* _Structured figure records_:
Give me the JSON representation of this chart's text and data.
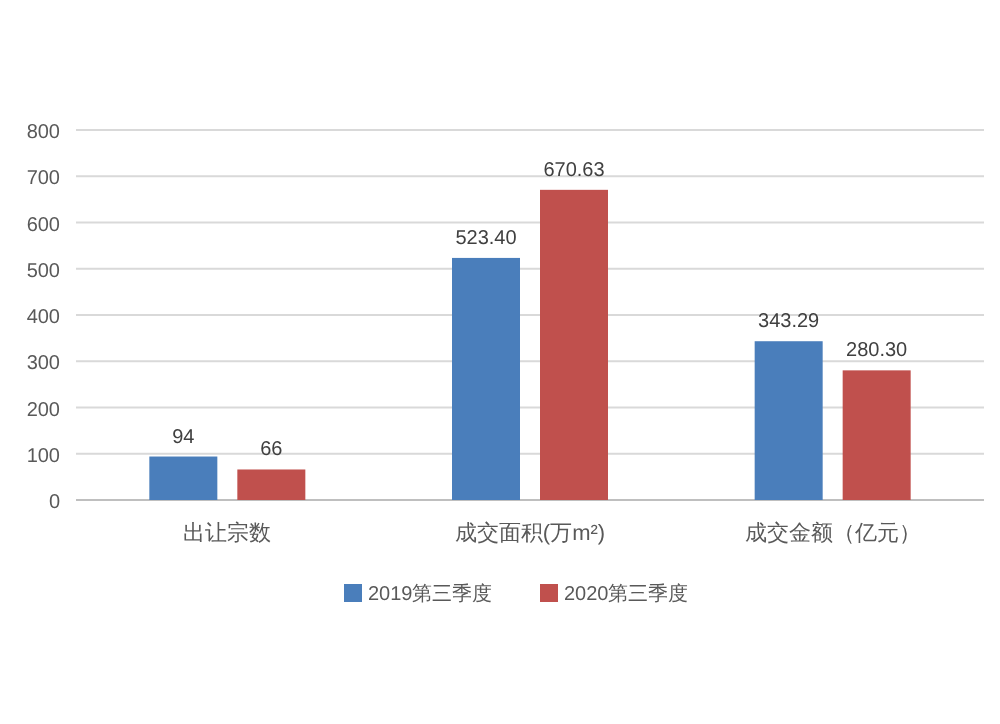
{
  "chart_data": {
    "type": "bar",
    "categories": [
      "出让宗数",
      "成交面积(万m²)",
      "成交金额（亿元）"
    ],
    "series": [
      {
        "name": "2019第三季度",
        "color": "#4a7ebb",
        "values": [
          94,
          523.4,
          343.29
        ],
        "value_labels": [
          "94",
          "523.40",
          "343.29"
        ]
      },
      {
        "name": "2020第三季度",
        "color": "#c0504d",
        "values": [
          66,
          670.63,
          280.3
        ],
        "value_labels": [
          "66",
          "670.63",
          "280.30"
        ]
      }
    ],
    "ylim": [
      0,
      800
    ],
    "yticks": [
      0,
      100,
      200,
      300,
      400,
      500,
      600,
      700,
      800
    ],
    "grid": "y",
    "legend": "bottom"
  }
}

* _Instruction_:
Without the pictures, retype the whole of the material above exactly.

* _Expected answer_:
Give me the JSON representation of this chart's text and data.
{
  "chart_data": {
    "type": "bar",
    "categories": [
      "出让宗数",
      "成交面积(万m²)",
      "成交金额（亿元）"
    ],
    "series": [
      {
        "name": "2019第三季度",
        "color": "#4a7ebb",
        "values": [
          94,
          523.4,
          343.29
        ],
        "value_labels": [
          "94",
          "523.40",
          "343.29"
        ]
      },
      {
        "name": "2020第三季度",
        "color": "#c0504d",
        "values": [
          66,
          670.63,
          280.3
        ],
        "value_labels": [
          "66",
          "670.63",
          "280.30"
        ]
      }
    ],
    "ylim": [
      0,
      800
    ],
    "yticks": [
      0,
      100,
      200,
      300,
      400,
      500,
      600,
      700,
      800
    ],
    "grid": "y",
    "legend": "bottom"
  }
}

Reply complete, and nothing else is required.